>>>>
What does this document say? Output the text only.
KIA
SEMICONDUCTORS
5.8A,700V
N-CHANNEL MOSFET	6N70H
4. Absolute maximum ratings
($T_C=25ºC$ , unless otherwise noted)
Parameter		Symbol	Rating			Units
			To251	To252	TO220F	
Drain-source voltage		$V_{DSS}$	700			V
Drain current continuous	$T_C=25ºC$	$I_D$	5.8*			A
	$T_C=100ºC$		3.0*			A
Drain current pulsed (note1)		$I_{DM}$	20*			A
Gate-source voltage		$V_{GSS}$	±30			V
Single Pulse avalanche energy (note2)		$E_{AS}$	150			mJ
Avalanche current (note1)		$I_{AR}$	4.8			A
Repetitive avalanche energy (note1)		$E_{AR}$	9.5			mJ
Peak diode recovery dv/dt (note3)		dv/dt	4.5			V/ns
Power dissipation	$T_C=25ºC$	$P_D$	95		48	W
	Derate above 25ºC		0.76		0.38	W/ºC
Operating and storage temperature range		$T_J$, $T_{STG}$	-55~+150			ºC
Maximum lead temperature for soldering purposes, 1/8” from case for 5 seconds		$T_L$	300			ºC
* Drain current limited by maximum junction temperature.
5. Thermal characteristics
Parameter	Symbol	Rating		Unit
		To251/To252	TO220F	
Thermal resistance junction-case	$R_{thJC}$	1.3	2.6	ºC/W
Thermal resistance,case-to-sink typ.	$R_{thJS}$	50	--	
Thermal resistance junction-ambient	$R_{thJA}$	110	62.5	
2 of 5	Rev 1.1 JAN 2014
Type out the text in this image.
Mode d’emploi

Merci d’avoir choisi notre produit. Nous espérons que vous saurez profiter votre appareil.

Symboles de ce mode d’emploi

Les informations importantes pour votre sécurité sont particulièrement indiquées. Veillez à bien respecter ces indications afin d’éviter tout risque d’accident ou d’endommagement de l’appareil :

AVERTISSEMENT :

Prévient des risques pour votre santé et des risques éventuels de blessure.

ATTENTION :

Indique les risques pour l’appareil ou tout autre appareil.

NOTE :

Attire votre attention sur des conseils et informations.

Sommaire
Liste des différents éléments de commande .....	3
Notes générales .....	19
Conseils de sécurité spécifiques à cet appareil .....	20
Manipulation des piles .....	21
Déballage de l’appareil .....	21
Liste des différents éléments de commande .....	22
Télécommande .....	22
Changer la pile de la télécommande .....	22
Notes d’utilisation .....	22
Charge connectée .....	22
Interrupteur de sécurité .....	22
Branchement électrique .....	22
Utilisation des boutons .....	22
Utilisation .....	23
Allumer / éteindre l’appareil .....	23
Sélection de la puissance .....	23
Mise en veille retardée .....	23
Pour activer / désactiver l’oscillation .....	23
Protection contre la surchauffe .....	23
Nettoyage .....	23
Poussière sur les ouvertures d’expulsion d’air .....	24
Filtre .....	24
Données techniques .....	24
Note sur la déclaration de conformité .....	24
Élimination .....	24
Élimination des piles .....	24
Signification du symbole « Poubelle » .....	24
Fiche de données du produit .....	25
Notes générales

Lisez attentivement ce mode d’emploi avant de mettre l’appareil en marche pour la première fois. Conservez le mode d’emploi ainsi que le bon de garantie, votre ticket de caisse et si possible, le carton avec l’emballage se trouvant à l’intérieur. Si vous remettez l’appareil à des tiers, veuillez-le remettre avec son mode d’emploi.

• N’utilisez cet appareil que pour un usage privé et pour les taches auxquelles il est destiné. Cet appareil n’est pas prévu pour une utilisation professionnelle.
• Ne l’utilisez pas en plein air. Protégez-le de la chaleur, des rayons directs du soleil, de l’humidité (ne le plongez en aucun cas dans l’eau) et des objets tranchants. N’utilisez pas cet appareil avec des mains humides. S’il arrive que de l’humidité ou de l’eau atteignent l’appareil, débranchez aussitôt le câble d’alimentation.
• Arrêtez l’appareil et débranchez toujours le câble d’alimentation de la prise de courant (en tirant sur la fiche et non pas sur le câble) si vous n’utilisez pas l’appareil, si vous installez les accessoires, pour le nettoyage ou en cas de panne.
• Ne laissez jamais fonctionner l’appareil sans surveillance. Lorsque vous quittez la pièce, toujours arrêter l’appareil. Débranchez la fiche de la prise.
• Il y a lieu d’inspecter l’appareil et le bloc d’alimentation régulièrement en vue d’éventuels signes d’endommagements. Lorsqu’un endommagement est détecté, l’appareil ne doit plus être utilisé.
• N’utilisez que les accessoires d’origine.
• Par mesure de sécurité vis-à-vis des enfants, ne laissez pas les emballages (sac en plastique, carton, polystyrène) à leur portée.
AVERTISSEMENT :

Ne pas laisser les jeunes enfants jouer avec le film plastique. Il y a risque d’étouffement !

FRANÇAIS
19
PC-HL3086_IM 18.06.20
<<<<
◆ Exercise objective: Tally the lines of the records holding the word "accessoires", then give only the resulting number.

◆ Full output: 2